Data records:
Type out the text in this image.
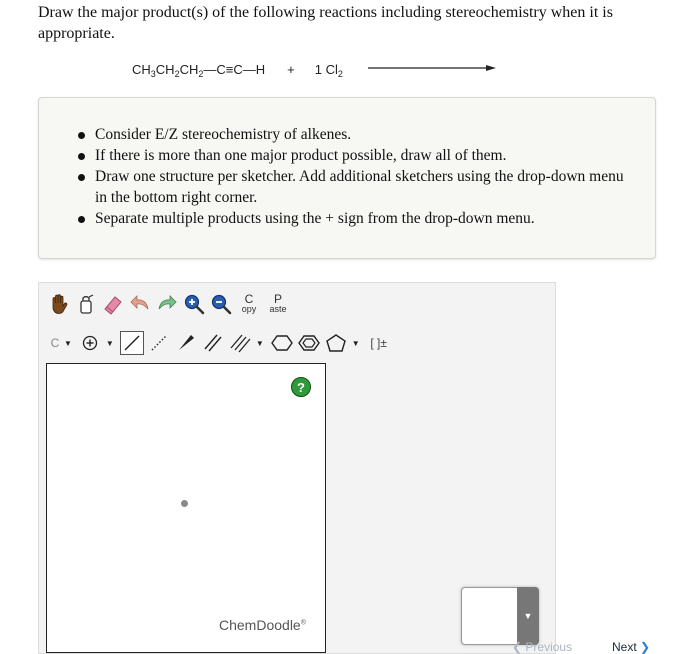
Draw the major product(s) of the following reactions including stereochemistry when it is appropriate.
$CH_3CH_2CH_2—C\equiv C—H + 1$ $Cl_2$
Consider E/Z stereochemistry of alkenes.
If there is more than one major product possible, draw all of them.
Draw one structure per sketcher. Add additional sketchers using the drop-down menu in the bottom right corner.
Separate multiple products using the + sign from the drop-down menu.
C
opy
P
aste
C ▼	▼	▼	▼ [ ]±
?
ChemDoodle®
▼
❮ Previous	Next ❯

--

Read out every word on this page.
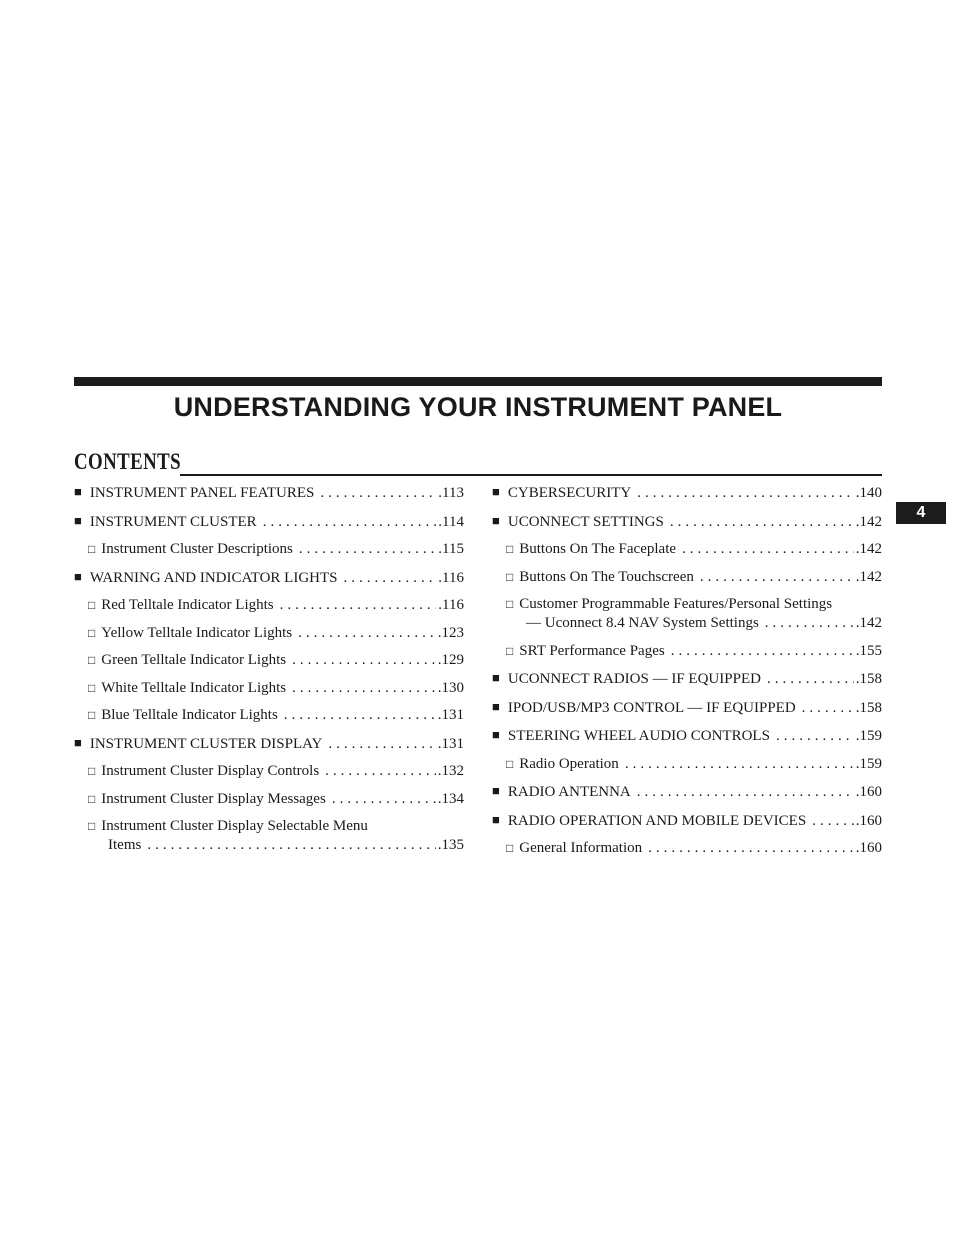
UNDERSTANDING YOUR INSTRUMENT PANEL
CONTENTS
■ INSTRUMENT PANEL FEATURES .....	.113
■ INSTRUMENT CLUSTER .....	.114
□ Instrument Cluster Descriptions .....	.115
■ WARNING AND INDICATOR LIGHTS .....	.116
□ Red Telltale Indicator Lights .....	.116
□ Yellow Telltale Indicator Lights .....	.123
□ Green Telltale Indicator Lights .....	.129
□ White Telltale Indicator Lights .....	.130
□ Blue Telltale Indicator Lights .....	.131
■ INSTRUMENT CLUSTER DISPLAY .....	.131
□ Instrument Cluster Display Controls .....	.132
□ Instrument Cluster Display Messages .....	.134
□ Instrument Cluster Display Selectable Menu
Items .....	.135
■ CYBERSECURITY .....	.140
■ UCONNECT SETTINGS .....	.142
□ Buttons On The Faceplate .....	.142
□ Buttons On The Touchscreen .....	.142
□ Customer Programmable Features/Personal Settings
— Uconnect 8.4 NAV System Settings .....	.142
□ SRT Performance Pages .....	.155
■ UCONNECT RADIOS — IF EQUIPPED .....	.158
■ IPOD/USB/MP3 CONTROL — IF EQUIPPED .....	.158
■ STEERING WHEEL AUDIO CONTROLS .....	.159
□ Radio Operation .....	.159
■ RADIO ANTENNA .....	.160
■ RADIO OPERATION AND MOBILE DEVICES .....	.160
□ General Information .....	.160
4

---

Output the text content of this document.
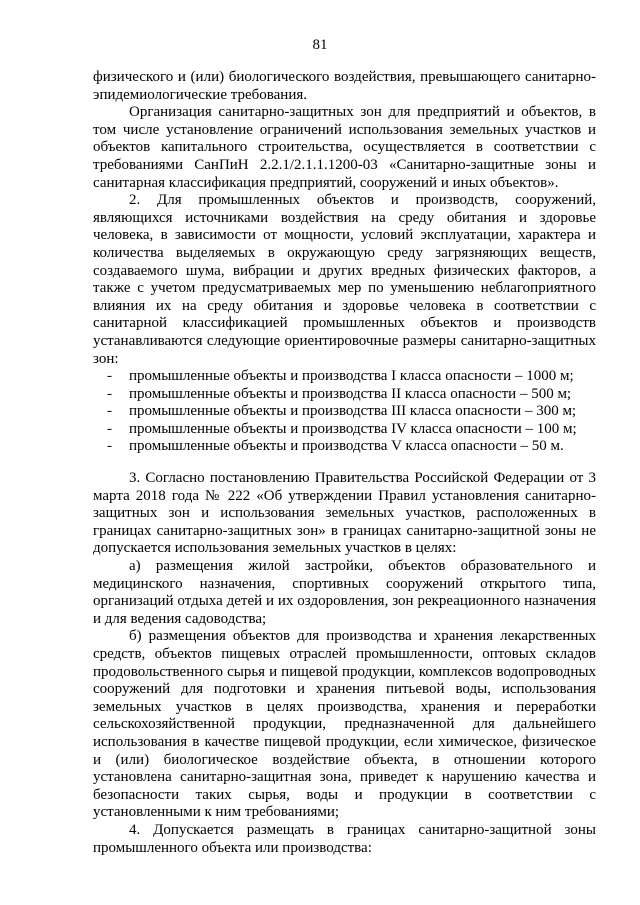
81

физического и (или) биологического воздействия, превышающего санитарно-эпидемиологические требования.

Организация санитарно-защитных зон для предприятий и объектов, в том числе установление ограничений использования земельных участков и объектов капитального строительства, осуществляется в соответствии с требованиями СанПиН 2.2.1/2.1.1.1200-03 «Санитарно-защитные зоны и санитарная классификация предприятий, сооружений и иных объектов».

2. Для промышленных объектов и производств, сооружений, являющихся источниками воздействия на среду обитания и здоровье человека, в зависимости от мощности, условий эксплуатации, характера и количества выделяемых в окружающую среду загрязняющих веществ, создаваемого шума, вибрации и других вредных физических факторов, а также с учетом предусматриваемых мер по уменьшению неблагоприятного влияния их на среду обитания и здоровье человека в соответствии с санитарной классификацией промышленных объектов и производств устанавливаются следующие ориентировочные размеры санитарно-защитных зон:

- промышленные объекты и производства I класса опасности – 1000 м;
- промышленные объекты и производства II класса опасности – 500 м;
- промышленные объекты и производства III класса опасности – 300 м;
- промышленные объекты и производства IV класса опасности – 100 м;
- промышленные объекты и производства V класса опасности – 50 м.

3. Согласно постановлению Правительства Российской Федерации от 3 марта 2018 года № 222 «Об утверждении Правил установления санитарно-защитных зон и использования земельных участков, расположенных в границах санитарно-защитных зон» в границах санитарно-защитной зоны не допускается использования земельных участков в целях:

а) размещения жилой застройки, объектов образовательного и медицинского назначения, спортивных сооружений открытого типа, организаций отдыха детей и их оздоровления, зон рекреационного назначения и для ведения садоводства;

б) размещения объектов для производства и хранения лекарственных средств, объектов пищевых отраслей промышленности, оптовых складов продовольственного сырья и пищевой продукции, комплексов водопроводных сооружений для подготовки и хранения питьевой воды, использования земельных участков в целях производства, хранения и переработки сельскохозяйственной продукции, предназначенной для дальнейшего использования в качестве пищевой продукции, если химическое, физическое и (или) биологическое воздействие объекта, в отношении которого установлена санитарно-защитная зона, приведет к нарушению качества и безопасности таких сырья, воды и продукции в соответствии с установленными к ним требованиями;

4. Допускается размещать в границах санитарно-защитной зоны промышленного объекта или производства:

**What is asked**
Return every line holding the word "major" from the records.

**Result of the task**
Draw the major product(s) of the following reactions including stereochemistry when it is appropriate.
If there is more than one major product possible, draw all of them.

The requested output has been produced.